**Exercise brief:** Extract every line of the material that holds the string "cards".
* Start *
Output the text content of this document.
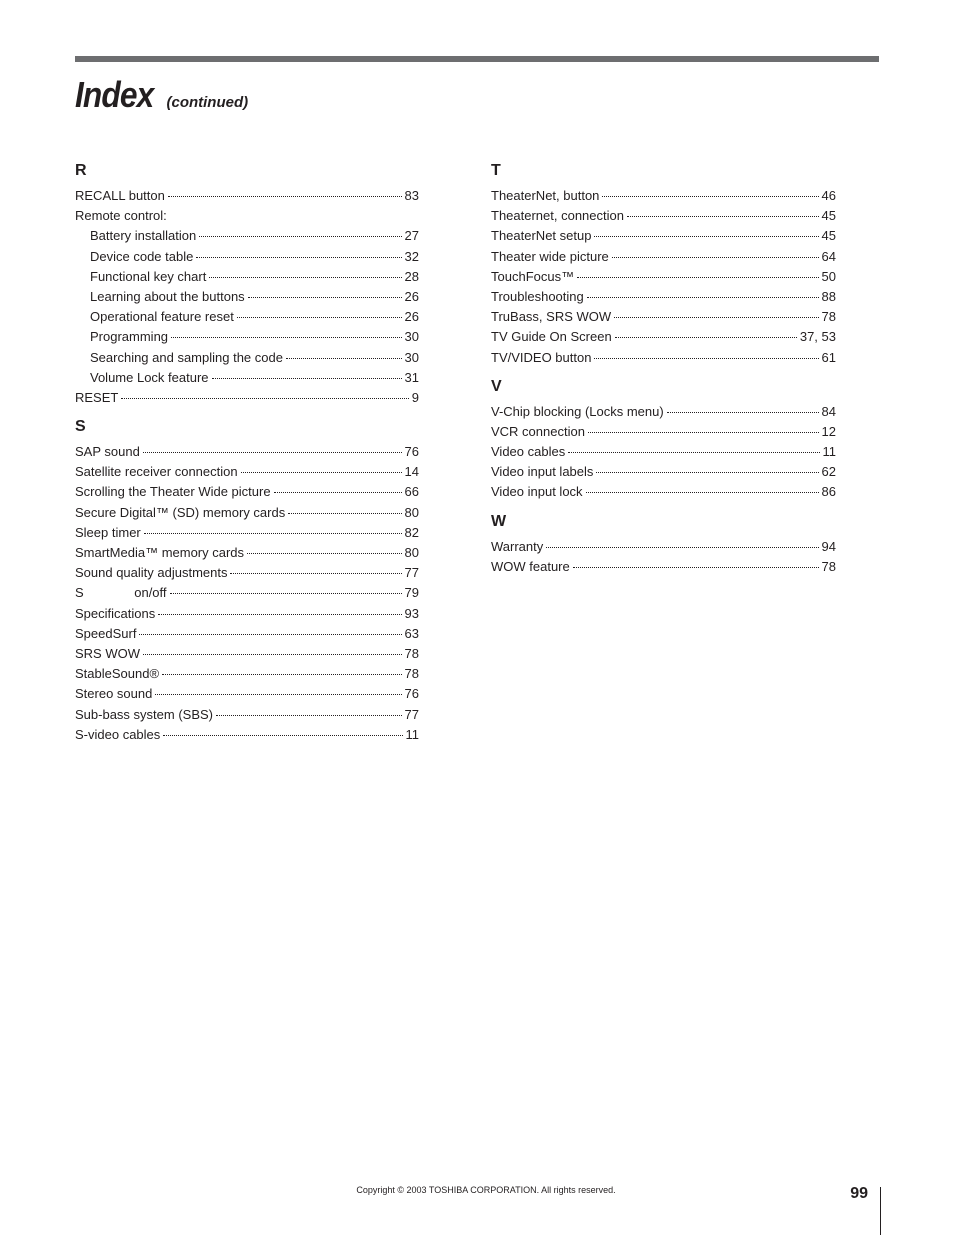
Index (continued)
R
RECALL button	83
Remote control:
Battery installation	27
Device code table	32
Functional key chart	28
Learning about the buttons	26
Operational feature reset	26
Programming	30
Searching and sampling the code	30
Volume Lock feature	31
RESET	9
S
SAP sound	76
Satellite receiver connection	14
Scrolling the Theater Wide picture	66
Secure Digital™ (SD) memory cards	80
Sleep timer	82
SmartMedia™ memory cards	80
Sound quality adjustments	77
S              on/off	79
Specifications	93
SpeedSurf	63
SRS WOW	78
StableSound®	78
Stereo sound	76
Sub-bass system (SBS)	77
S-video cables	11
T
TheaterNet, button	46
Theaternet, connection	45
TheaterNet setup	45
Theater wide picture	64
TouchFocus™	50
Troubleshooting	88
TruBass, SRS WOW	78
TV Guide On Screen	37, 53
TV/VIDEO button	61
V
V-Chip blocking (Locks menu)	84
VCR connection	12
Video cables	11
Video input labels	62
Video input lock	86
W
Warranty	94
WOW feature	78
Copyright © 2003 TOSHIBA CORPORATION. All rights reserved.	99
* End *
**Completed task:**
Secure Digital™ (SD) memory cards	80
SmartMedia™ memory cards	80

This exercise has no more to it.